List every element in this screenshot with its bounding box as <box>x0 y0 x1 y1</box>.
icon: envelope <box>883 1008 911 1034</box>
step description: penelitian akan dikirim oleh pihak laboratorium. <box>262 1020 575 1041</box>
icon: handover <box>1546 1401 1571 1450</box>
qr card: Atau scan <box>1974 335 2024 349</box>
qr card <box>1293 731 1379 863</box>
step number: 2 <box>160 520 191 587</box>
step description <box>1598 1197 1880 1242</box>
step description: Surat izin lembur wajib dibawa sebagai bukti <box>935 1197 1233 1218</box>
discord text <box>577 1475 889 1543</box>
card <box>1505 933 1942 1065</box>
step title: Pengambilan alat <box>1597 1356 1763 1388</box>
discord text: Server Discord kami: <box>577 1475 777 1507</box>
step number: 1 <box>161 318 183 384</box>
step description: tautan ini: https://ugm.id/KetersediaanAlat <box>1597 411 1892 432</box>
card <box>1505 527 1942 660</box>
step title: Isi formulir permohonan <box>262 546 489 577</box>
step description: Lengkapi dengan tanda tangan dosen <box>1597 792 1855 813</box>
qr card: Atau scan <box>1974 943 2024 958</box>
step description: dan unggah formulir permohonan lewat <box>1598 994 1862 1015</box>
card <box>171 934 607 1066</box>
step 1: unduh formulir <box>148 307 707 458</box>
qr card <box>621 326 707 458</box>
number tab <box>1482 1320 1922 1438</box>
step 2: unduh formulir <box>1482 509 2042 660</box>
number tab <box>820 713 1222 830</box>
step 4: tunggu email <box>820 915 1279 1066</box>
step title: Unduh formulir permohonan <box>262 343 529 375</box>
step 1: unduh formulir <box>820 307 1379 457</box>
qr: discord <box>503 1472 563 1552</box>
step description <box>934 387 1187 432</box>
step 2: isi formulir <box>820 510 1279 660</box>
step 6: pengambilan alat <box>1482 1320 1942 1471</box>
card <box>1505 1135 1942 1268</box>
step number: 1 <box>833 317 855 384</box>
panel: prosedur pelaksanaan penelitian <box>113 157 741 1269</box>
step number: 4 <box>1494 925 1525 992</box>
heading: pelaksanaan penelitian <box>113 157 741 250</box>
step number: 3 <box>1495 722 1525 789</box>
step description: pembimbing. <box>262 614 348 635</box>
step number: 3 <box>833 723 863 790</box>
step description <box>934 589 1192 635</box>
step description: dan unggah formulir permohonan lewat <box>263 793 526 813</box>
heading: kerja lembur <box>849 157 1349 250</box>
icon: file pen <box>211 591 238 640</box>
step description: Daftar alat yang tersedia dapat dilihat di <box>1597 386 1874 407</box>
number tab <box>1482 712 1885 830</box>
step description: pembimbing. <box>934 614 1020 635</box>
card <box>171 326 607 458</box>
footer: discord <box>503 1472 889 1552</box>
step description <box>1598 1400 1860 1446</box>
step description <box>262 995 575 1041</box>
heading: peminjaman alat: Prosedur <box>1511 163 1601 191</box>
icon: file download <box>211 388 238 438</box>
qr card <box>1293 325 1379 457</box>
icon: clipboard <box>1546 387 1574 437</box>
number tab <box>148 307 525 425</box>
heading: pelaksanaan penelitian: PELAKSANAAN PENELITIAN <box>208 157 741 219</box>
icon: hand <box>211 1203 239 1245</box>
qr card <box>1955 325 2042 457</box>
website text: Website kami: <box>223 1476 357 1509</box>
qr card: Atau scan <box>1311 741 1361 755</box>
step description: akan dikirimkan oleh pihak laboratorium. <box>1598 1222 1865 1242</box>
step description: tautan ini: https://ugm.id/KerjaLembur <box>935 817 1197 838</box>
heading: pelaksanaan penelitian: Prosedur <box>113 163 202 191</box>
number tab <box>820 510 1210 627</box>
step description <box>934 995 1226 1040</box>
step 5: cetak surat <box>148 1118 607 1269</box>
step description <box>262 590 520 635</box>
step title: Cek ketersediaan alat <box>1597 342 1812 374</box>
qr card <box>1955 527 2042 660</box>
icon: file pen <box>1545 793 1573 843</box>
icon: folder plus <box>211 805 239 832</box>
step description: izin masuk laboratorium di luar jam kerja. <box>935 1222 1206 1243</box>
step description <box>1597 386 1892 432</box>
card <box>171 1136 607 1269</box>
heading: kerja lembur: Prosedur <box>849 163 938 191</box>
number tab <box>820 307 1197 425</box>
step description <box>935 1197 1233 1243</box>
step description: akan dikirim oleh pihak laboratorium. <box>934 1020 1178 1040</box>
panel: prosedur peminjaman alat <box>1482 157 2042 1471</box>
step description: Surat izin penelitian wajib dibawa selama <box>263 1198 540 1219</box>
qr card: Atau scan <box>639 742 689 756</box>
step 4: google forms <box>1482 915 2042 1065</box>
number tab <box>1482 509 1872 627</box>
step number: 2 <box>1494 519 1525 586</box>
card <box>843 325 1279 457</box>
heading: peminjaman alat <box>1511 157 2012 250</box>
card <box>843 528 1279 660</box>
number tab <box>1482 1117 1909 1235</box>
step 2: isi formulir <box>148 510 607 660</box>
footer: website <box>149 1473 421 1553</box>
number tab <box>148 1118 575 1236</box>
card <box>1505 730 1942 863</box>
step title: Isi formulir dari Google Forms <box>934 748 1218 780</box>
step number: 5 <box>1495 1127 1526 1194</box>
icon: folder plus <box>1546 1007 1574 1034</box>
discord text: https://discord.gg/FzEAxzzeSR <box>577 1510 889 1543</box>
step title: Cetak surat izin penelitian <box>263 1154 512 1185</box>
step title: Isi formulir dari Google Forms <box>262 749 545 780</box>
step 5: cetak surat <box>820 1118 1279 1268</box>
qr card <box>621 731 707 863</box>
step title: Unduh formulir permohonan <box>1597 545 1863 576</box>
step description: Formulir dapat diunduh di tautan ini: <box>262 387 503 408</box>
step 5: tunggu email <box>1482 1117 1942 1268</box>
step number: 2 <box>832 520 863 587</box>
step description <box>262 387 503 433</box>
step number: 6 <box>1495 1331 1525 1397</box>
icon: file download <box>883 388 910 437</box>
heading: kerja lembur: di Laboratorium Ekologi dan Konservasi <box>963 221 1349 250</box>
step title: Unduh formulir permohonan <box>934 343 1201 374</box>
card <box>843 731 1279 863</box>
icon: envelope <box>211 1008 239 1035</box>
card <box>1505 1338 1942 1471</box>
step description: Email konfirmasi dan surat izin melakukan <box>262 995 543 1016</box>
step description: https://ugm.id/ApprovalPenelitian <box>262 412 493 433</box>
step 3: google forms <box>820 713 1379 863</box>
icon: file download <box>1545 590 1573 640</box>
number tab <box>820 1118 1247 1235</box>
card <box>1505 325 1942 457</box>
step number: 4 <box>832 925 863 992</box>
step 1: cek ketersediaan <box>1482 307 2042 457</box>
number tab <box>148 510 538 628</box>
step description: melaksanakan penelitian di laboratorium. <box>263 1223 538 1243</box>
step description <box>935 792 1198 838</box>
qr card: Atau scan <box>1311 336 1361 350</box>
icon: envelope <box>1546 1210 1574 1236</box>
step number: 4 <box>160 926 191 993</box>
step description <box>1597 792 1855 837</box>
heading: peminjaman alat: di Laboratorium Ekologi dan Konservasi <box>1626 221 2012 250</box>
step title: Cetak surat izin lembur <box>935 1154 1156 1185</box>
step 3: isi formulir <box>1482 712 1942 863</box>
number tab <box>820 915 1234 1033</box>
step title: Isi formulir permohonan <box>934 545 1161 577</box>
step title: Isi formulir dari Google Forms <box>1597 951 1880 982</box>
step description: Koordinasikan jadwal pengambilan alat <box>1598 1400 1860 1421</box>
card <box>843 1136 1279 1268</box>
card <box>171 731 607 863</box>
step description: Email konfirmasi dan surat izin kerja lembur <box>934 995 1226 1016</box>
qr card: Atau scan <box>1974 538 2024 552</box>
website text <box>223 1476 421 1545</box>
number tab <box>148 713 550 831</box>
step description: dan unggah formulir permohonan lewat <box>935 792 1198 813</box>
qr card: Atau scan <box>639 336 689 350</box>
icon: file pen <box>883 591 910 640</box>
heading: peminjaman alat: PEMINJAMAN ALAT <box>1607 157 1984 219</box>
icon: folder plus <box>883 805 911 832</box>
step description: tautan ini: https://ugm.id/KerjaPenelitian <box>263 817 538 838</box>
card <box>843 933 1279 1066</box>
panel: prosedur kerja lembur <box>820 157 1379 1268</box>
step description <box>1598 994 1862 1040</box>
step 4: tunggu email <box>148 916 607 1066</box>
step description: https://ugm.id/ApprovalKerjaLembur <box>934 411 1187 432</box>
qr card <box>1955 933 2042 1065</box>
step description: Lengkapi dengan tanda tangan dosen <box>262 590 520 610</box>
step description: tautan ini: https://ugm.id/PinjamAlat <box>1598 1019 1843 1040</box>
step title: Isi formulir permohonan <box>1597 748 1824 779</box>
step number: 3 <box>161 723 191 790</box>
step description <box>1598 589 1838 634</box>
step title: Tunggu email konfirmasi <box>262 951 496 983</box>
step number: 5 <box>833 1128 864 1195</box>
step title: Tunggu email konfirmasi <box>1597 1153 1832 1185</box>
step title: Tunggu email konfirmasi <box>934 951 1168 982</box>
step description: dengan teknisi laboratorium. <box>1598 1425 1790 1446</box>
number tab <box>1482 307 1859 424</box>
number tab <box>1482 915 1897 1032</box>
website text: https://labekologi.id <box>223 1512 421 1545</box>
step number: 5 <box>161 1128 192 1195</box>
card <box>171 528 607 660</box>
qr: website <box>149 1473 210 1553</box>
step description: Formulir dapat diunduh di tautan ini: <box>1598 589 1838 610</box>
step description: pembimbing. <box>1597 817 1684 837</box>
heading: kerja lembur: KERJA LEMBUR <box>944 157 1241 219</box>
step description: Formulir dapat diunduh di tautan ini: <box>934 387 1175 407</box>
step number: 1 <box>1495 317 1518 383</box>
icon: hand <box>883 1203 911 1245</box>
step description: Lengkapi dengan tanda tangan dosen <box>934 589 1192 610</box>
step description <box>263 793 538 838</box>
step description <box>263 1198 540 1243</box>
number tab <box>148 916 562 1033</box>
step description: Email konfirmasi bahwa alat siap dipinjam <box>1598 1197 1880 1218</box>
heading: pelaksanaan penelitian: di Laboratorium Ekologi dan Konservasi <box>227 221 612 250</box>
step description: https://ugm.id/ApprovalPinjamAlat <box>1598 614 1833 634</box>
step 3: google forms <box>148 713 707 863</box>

::::::::::

* [Directions for this task]
Transcribe the items exactly, from the very first line through the line that contains "step title: Pengambilan", including that line.

* [Task solution]
List every element in this screenshot with its bounding box as <box>x0 y0 x1 y1</box>.
icon: envelope <box>883 1008 911 1034</box>
step description: penelitian akan dikirim oleh pihak laboratorium. <box>262 1020 575 1041</box>
icon: handover <box>1546 1401 1571 1450</box>
qr card: Atau scan <box>1974 335 2024 349</box>
qr card <box>1293 731 1379 863</box>
step number: 2 <box>160 520 191 587</box>
step description <box>1598 1197 1880 1242</box>
step description: Surat izin lembur wajib dibawa sebagai bukti <box>935 1197 1233 1218</box>
discord text <box>577 1475 889 1543</box>
card <box>1505 933 1942 1065</box>
step title: Pengambilan alat <box>1597 1356 1763 1388</box>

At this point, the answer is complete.